● **WHAT YOU HAVE TO DO**:
Only lines with the string "text" matter here; gather them from the material below.

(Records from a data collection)
■ ■ ■ ■

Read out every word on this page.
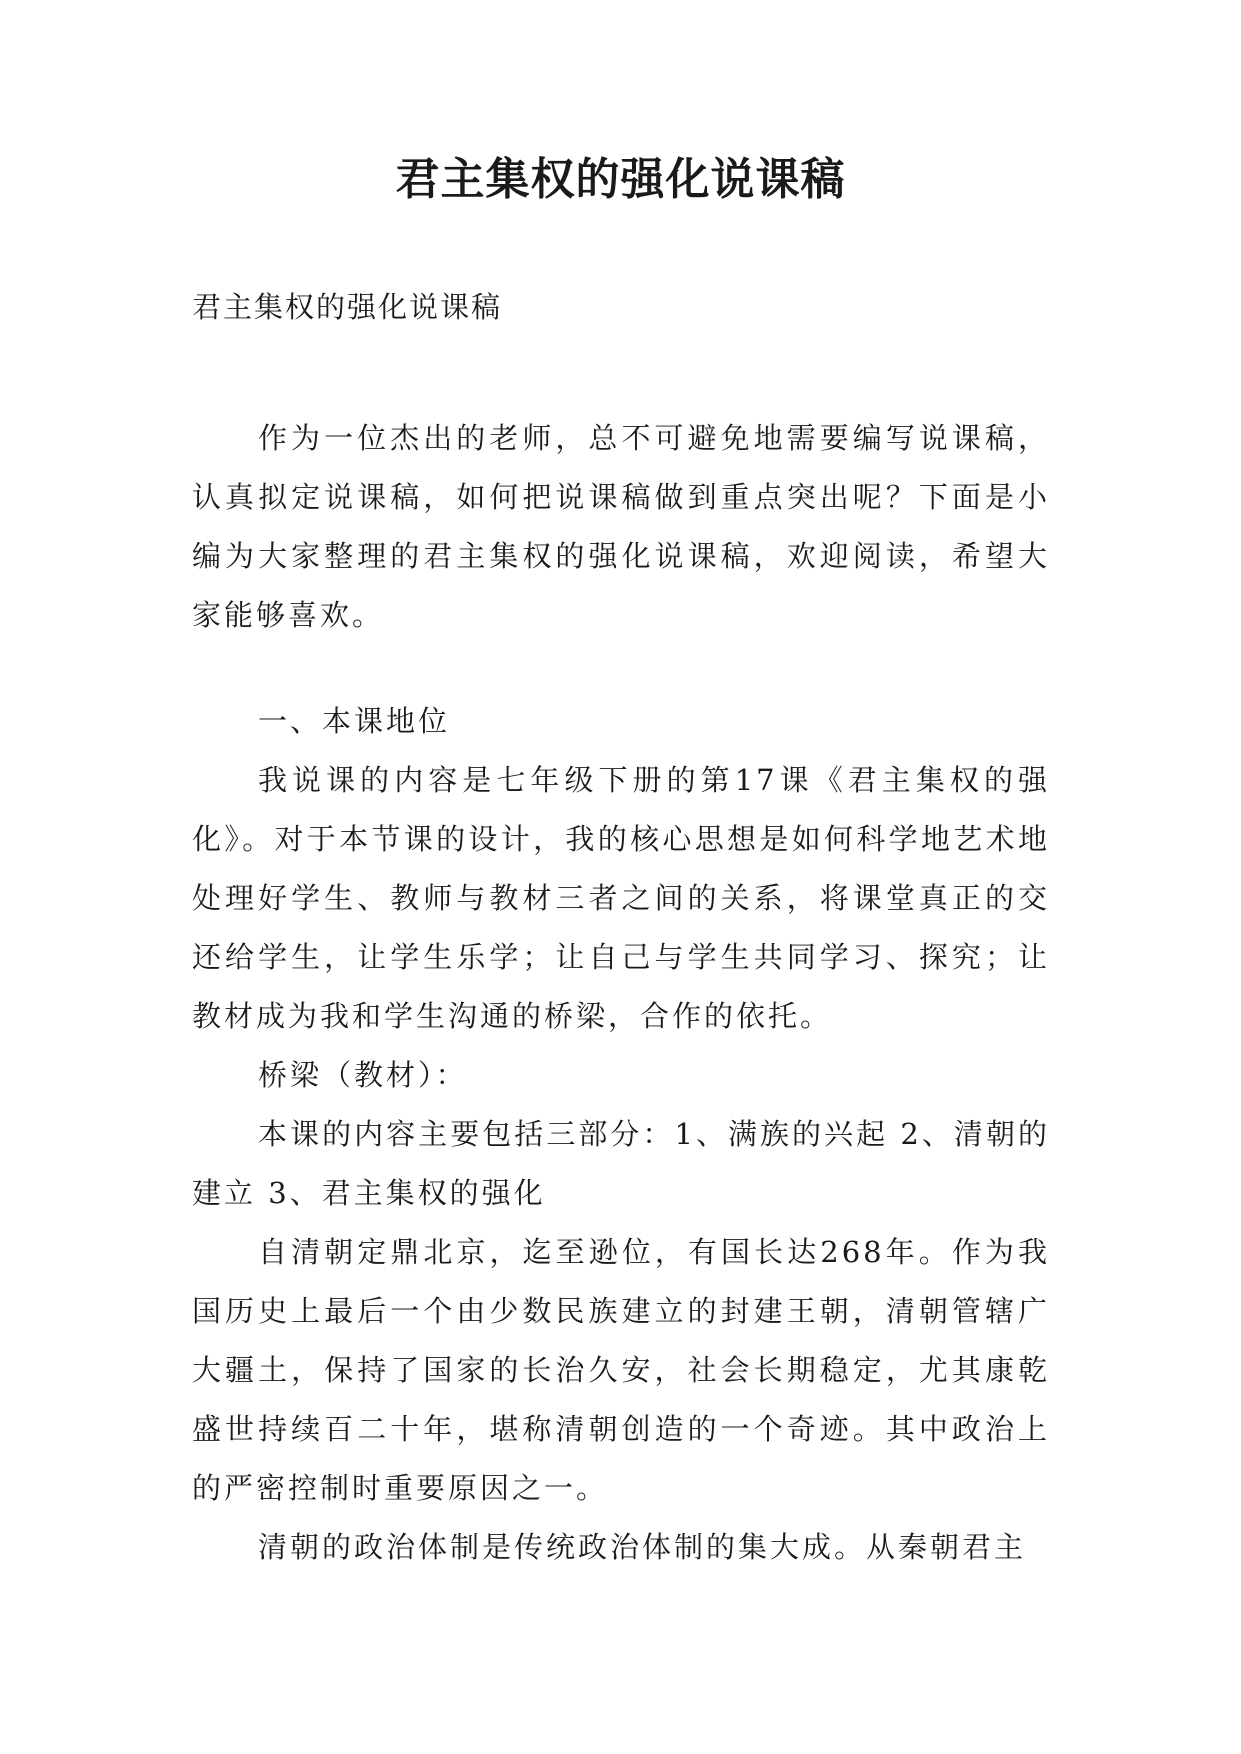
君主集权的强化说课稿

君主集权的强化说课稿

作为一位杰出的老师，总不可避免地需要编写说课稿，认真拟定说课稿，如何把说课稿做到重点突出呢？下面是小编为大家整理的君主集权的强化说课稿，欢迎阅读，希望大家能够喜欢。

一、本课地位

我说课的内容是七年级下册的第17课《君主集权的强化》。对于本节课的设计，我的核心思想是如何科学地艺术地处理好学生、教师与教材三者之间的关系，将课堂真正的交还给学生，让学生乐学；让自己与学生共同学习、探究；让教材成为我和学生沟通的桥梁，合作的依托。

桥梁（教材）：

本课的内容主要包括三部分：1、满族的兴起 2、清朝的建立 3、君主集权的强化

自清朝定鼎北京，迄至逊位，有国长达268年。作为我国历史上最后一个由少数民族建立的封建王朝，清朝管辖广大疆土，保持了国家的长治久安，社会长期稳定，尤其康乾盛世持续百二十年，堪称清朝创造的一个奇迹。其中政治上的严密控制时重要原因之一。

清朝的政治体制是传统政治体制的集大成。从秦朝君主
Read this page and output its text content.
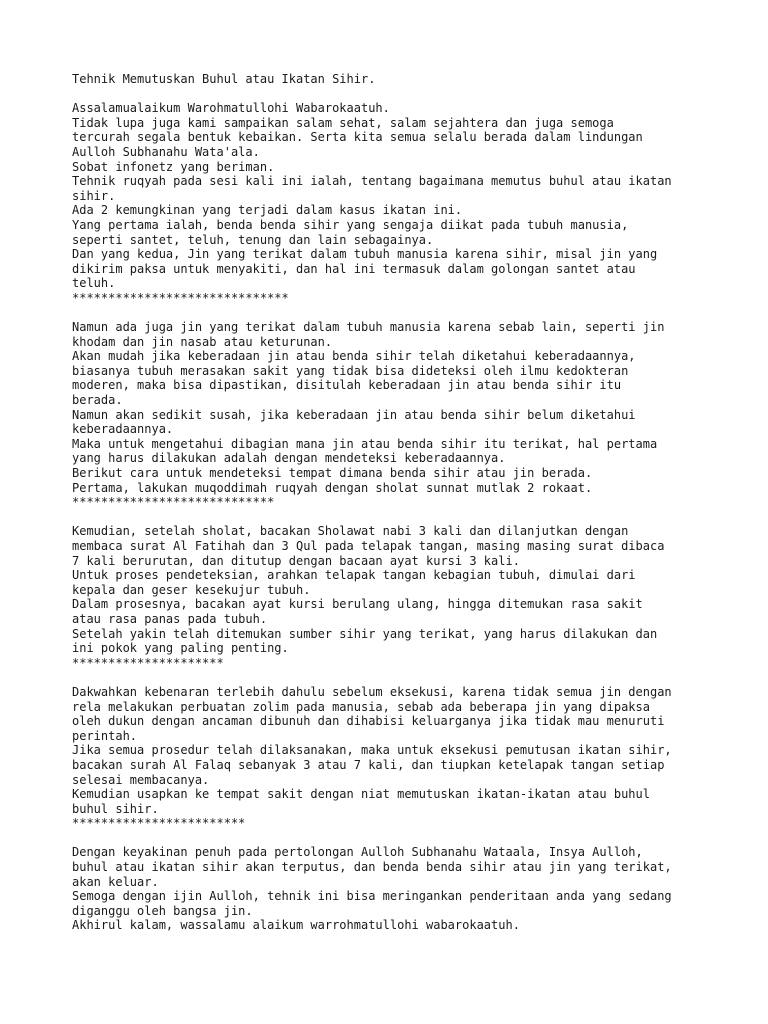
Tehnik Memutuskan Buhul atau Ikatan Sihir.
Assalamualaikum Warohmatullohi Wabarokaatuh.
Tidak lupa juga kami sampaikan salam sehat, salam sejahtera dan juga semoga
tercurah segala bentuk kebaikan. Serta kita semua selalu berada dalam lindungan
Aulloh Subhanahu Wata'ala.
Sobat infonetz yang beriman.
Tehnik ruqyah pada sesi kali ini ialah, tentang bagaimana memutus buhul atau ikatan
sihir.
Ada 2 kemungkinan yang terjadi dalam kasus ikatan ini.
Yang pertama ialah, benda benda sihir yang sengaja diikat pada tubuh manusia,
seperti santet, teluh, tenung dan lain sebagainya.
Dan yang kedua, Jin yang terikat dalam tubuh manusia karena sihir, misal jin yang
dikirim paksa untuk menyakiti, dan hal ini termasuk dalam golongan santet atau
teluh.
******************************
Namun ada juga jin yang terikat dalam tubuh manusia karena sebab lain, seperti jin
khodam dan jin nasab atau keturunan.
Akan mudah jika keberadaan jin atau benda sihir telah diketahui keberadaannya,
biasanya tubuh merasakan sakit yang tidak bisa dideteksi oleh ilmu kedokteran
moderen, maka bisa dipastikan, disitulah keberadaan jin atau benda sihir itu
berada.
Namun akan sedikit susah, jika keberadaan jin atau benda sihir belum diketahui
keberadaannya.
Maka untuk mengetahui dibagian mana jin atau benda sihir itu terikat, hal pertama
yang harus dilakukan adalah dengan mendeteksi keberadaannya.
Berikut cara untuk mendeteksi tempat dimana benda sihir atau jin berada.
Pertama, lakukan muqoddimah ruqyah dengan sholat sunnat mutlak 2 rokaat.
****************************
Kemudian, setelah sholat, bacakan Sholawat nabi 3 kali dan dilanjutkan dengan
membaca surat Al Fatihah dan 3 Qul pada telapak tangan, masing masing surat dibaca
7 kali berurutan, dan ditutup dengan bacaan ayat kursi 3 kali.
Untuk proses pendeteksian, arahkan telapak tangan kebagian tubuh, dimulai dari
kepala dan geser kesekujur tubuh.
Dalam prosesnya, bacakan ayat kursi berulang ulang, hingga ditemukan rasa sakit
atau rasa panas pada tubuh.
Setelah yakin telah ditemukan sumber sihir yang terikat, yang harus dilakukan dan
ini pokok yang paling penting.
*********************
Dakwahkan kebenaran terlebih dahulu sebelum eksekusi, karena tidak semua jin dengan
rela melakukan perbuatan zolim pada manusia, sebab ada beberapa jin yang dipaksa
oleh dukun dengan ancaman dibunuh dan dihabisi keluarganya jika tidak mau menuruti
perintah.
Jika semua prosedur telah dilaksanakan, maka untuk eksekusi pemutusan ikatan sihir,
bacakan surah Al Falaq sebanyak 3 atau 7 kali, dan tiupkan ketelapak tangan setiap
selesai membacanya.
Kemudian usapkan ke tempat sakit dengan niat memutuskan ikatan-ikatan atau buhul
buhul sihir.
************************
Dengan keyakinan penuh pada pertolongan Aulloh Subhanahu Wataala, Insya Aulloh,
buhul atau ikatan sihir akan terputus, dan benda benda sihir atau jin yang terikat,
akan keluar.
Semoga dengan ijin Aulloh, tehnik ini bisa meringankan penderitaan anda yang sedang
diganggu oleh bangsa jin.
Akhirul kalam, wassalamu alaikum warrohmatullohi wabarokaatuh.
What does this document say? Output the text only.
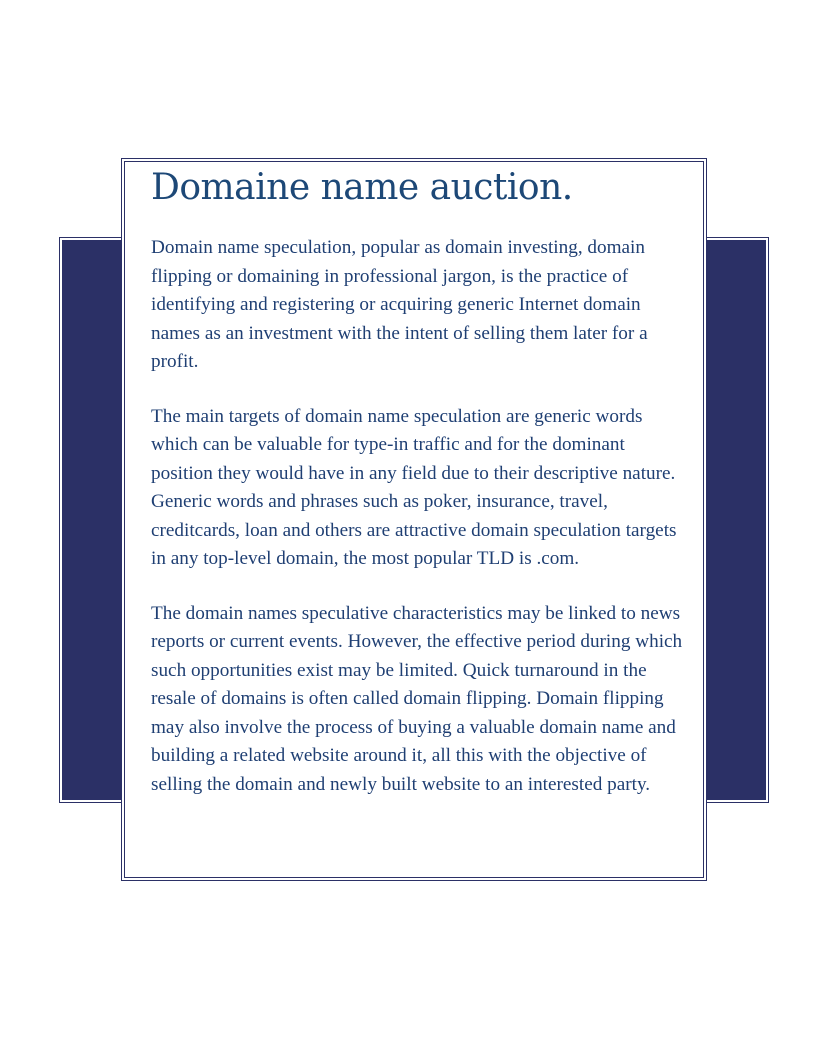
Domaine name auction.

Domain name speculation, popular as domain investing, domain flipping or domaining in professional jargon, is the practice of identifying and registering or acquiring generic Internet domain names as an investment with the intent of selling them later for a profit.

The main targets of domain name speculation are generic words which can be valuable for type-in traffic and for the dominant position they would have in any field due to their descriptive nature. Generic words and phrases such as poker, insurance, travel, creditcards, loan and others are attractive domain speculation targets in any top-level domain, the most popular TLD is .com.

The domain names speculative characteristics may be linked to news reports or current events. However, the effective period during which such opportunities exist may be limited. Quick turnaround in the resale of domains is often called domain flipping. Domain flipping may also involve the process of buying a valuable domain name and building a related website around it, all this with the objective of selling the domain and newly built website to an interested party.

■ ■ ■ ■

● **EXERCISE RESPONSE**:
Read this page and output its text content.
What does this document say? Output the text only.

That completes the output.